(Recorded data)
(begin)
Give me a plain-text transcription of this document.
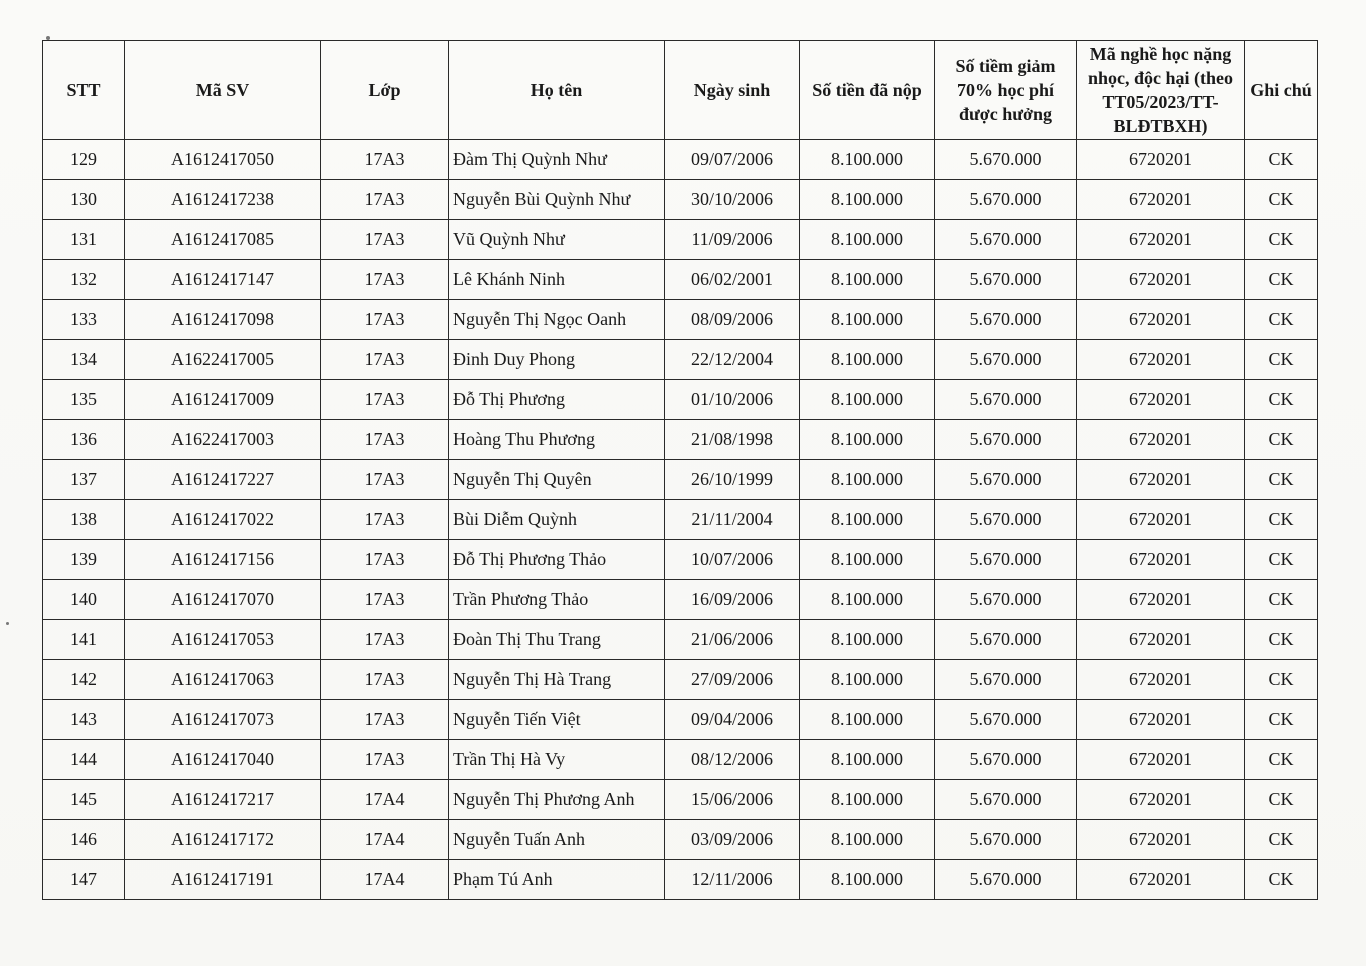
STT	Mã SV	Lớp	Họ tên	Ngày sinh	Số tiền đã nộp	Số tiềm giảm 70% học phí được hưởng	Mã nghề học nặng nhọc, độc hại (theo TT05/2023/TT-BLĐTBXH)	Ghi chú
129	A1612417050	17A3	Đàm Thị Quỳnh Như	09/07/2006	8.100.000	5.670.000	6720201	CK
130	A1612417238	17A3	Nguyễn Bùi Quỳnh Như	30/10/2006	8.100.000	5.670.000	6720201	CK
131	A1612417085	17A3	Vũ Quỳnh Như	11/09/2006	8.100.000	5.670.000	6720201	CK
132	A1612417147	17A3	Lê Khánh Ninh	06/02/2001	8.100.000	5.670.000	6720201	CK
133	A1612417098	17A3	Nguyễn Thị Ngọc Oanh	08/09/2006	8.100.000	5.670.000	6720201	CK
134	A1622417005	17A3	Đinh Duy Phong	22/12/2004	8.100.000	5.670.000	6720201	CK
135	A1612417009	17A3	Đỗ Thị Phương	01/10/2006	8.100.000	5.670.000	6720201	CK
136	A1622417003	17A3	Hoàng Thu Phương	21/08/1998	8.100.000	5.670.000	6720201	CK
137	A1612417227	17A3	Nguyễn Thị Quyên	26/10/1999	8.100.000	5.670.000	6720201	CK
138	A1612417022	17A3	Bùi Diễm Quỳnh	21/11/2004	8.100.000	5.670.000	6720201	CK
139	A1612417156	17A3	Đỗ Thị Phương Thảo	10/07/2006	8.100.000	5.670.000	6720201	CK
140	A1612417070	17A3	Trần Phương Thảo	16/09/2006	8.100.000	5.670.000	6720201	CK
141	A1612417053	17A3	Đoàn Thị Thu Trang	21/06/2006	8.100.000	5.670.000	6720201	CK
142	A1612417063	17A3	Nguyễn Thị Hà Trang	27/09/2006	8.100.000	5.670.000	6720201	CK
143	A1612417073	17A3	Nguyễn Tiến Việt	09/04/2006	8.100.000	5.670.000	6720201	CK
144	A1612417040	17A3	Trần Thị Hà Vy	08/12/2006	8.100.000	5.670.000	6720201	CK
145	A1612417217	17A4	Nguyễn Thị Phương Anh	15/06/2006	8.100.000	5.670.000	6720201	CK
146	A1612417172	17A4	Nguyễn Tuấn Anh	03/09/2006	8.100.000	5.670.000	6720201	CK
147	A1612417191	17A4	Phạm Tú Anh	12/11/2006	8.100.000	5.670.000	6720201	CK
(end)
> **EXERCISE GOAL**
Every line is to be duplicated exactly, though pictures stay out.

> **RESULT FOR THIS EXERCISE**
Give me a plain-text transcription of this document.
STT	Mã SV	Lớp	Họ tên	Ngày sinh	Số tiền đã nộp	Số tiềm giảm 70% học phí được hưởng	Mã nghề học nặng nhọc, độc hại (theo TT05/2023/TT-BLĐTBXH)	Ghi chú
129	A1612417050	17A3	Đàm Thị Quỳnh Như	09/07/2006	8.100.000	5.670.000	6720201	CK
130	A1612417238	17A3	Nguyễn Bùi Quỳnh Như	30/10/2006	8.100.000	5.670.000	6720201	CK
131	A1612417085	17A3	Vũ Quỳnh Như	11/09/2006	8.100.000	5.670.000	6720201	CK
132	A1612417147	17A3	Lê Khánh Ninh	06/02/2001	8.100.000	5.670.000	6720201	CK
133	A1612417098	17A3	Nguyễn Thị Ngọc Oanh	08/09/2006	8.100.000	5.670.000	6720201	CK
134	A1622417005	17A3	Đinh Duy Phong	22/12/2004	8.100.000	5.670.000	6720201	CK
135	A1612417009	17A3	Đỗ Thị Phương	01/10/2006	8.100.000	5.670.000	6720201	CK
136	A1622417003	17A3	Hoàng Thu Phương	21/08/1998	8.100.000	5.670.000	6720201	CK
137	A1612417227	17A3	Nguyễn Thị Quyên	26/10/1999	8.100.000	5.670.000	6720201	CK
138	A1612417022	17A3	Bùi Diễm Quỳnh	21/11/2004	8.100.000	5.670.000	6720201	CK
139	A1612417156	17A3	Đỗ Thị Phương Thảo	10/07/2006	8.100.000	5.670.000	6720201	CK
140	A1612417070	17A3	Trần Phương Thảo	16/09/2006	8.100.000	5.670.000	6720201	CK
141	A1612417053	17A3	Đoàn Thị Thu Trang	21/06/2006	8.100.000	5.670.000	6720201	CK
142	A1612417063	17A3	Nguyễn Thị Hà Trang	27/09/2006	8.100.000	5.670.000	6720201	CK
143	A1612417073	17A3	Nguyễn Tiến Việt	09/04/2006	8.100.000	5.670.000	6720201	CK
144	A1612417040	17A3	Trần Thị Hà Vy	08/12/2006	8.100.000	5.670.000	6720201	CK
145	A1612417217	17A4	Nguyễn Thị Phương Anh	15/06/2006	8.100.000	5.670.000	6720201	CK
146	A1612417172	17A4	Nguyễn Tuấn Anh	03/09/2006	8.100.000	5.670.000	6720201	CK
147	A1612417191	17A4	Phạm Tú Anh	12/11/2006	8.100.000	5.670.000	6720201	CK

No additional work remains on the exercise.